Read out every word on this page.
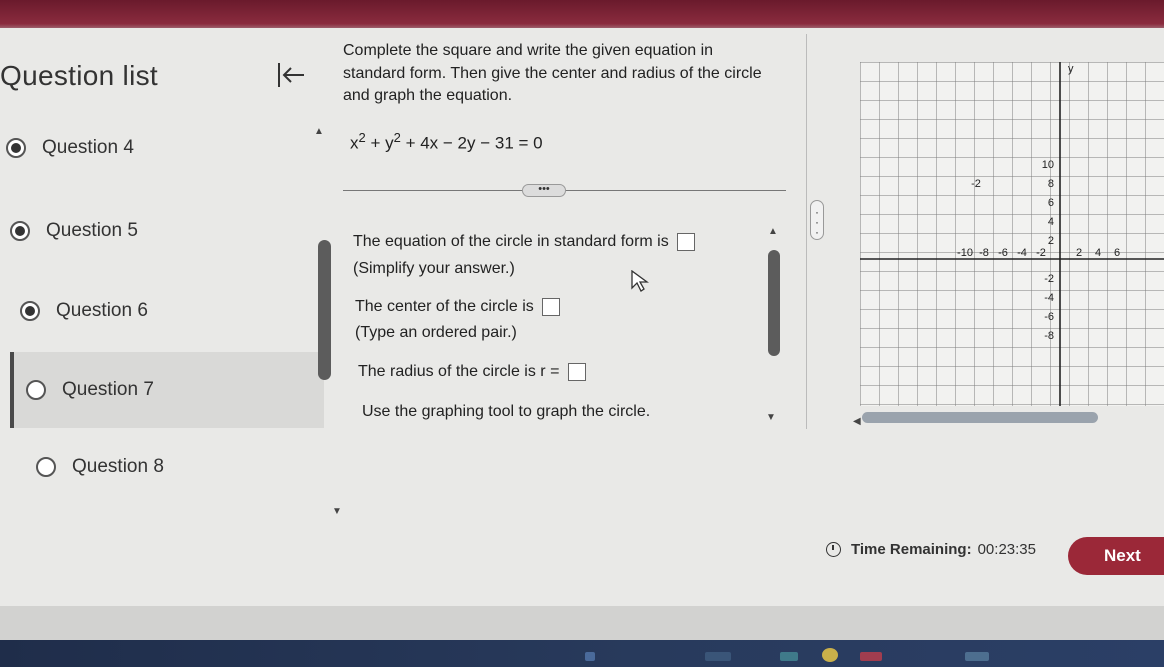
Question list
Question 4
▲
Question 5
Question 6
Question 7
Question 8
▼
Complete the square and write the given equation in standard form. Then give the center and radius of the circle and graph the equation.
$x^2 + y^2 + 4x - 2y - 31 = 0$
•••
▲
▼
The equation of the circle in standard form is
(Simplify your answer.)
The center of the circle is
(Type an ordered pair.)
The radius of the circle is r =
Use the graphing tool to graph the circle.
·
·
·
-10 -8 -6 -4 -2	2 4 6
10
8
6
4
2
-2
-4
-6
-8
y
-2
◀
Time Remaining: 00:23:35	Next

☆ ☆ ☆ ☆

## EXERCISE BRIEF:
Write out every line of the entries that holds the word "circle".

## ANSWER IN FULL:
Complete the square and write the given equation in standard form. Then give the center and radius of the circle and graph the equation.
The equation of the circle in standard form is
The center of the circle is
The radius of the circle is r =
Use the graphing tool to graph the circle.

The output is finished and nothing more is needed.